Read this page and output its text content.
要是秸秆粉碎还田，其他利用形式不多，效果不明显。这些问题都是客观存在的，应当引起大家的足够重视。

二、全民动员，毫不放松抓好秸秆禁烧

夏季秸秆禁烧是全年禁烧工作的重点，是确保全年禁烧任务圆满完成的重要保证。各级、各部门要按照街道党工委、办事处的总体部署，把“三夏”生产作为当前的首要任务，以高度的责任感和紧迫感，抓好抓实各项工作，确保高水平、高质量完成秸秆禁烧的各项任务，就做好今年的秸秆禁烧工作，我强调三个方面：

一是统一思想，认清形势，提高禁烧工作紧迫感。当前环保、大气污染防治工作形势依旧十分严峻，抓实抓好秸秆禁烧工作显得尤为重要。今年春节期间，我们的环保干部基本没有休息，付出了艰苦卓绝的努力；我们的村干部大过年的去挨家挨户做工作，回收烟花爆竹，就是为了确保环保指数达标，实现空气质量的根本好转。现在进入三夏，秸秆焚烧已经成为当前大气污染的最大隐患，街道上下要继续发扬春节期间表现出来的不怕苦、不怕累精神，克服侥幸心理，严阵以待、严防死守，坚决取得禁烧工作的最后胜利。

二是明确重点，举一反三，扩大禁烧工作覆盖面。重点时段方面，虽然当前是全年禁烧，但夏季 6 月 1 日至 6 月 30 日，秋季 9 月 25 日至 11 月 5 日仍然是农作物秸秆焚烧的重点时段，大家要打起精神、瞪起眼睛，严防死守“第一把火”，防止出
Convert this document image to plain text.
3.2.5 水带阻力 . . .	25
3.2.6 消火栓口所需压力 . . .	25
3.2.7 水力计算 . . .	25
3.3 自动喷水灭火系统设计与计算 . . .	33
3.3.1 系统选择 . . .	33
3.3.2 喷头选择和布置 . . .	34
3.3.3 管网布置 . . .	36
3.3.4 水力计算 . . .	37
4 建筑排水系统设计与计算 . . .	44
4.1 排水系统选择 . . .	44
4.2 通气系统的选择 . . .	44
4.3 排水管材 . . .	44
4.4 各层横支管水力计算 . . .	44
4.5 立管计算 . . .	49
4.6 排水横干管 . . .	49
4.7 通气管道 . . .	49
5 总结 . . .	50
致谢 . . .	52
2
::::::::::
Challenge - Extract the lines above from the one containing "Convert this document image to plain text." to the last line, both included, exactly as written.

Result of the task -
Convert this document image to plain text.
3.2.5 水带阻力 . . .	25
3.2.6 消火栓口所需压力 . . .	25
3.2.7 水力计算 . . .	25
3.3 自动喷水灭火系统设计与计算 . . .	33
3.3.1 系统选择 . . .	33
3.3.2 喷头选择和布置 . . .	34
3.3.3 管网布置 . . .	36
3.3.4 水力计算 . . .	37
4 建筑排水系统设计与计算 . . .	44
4.1 排水系统选择 . . .	44
4.2 通气系统的选择 . . .	44
4.3 排水管材 . . .	44
4.4 各层横支管水力计算 . . .	44
4.5 立管计算 . . .	49
4.6 排水横干管 . . .	49
4.7 通气管道 . . .	49
5 总结 . . .	50
致谢 . . .	52
2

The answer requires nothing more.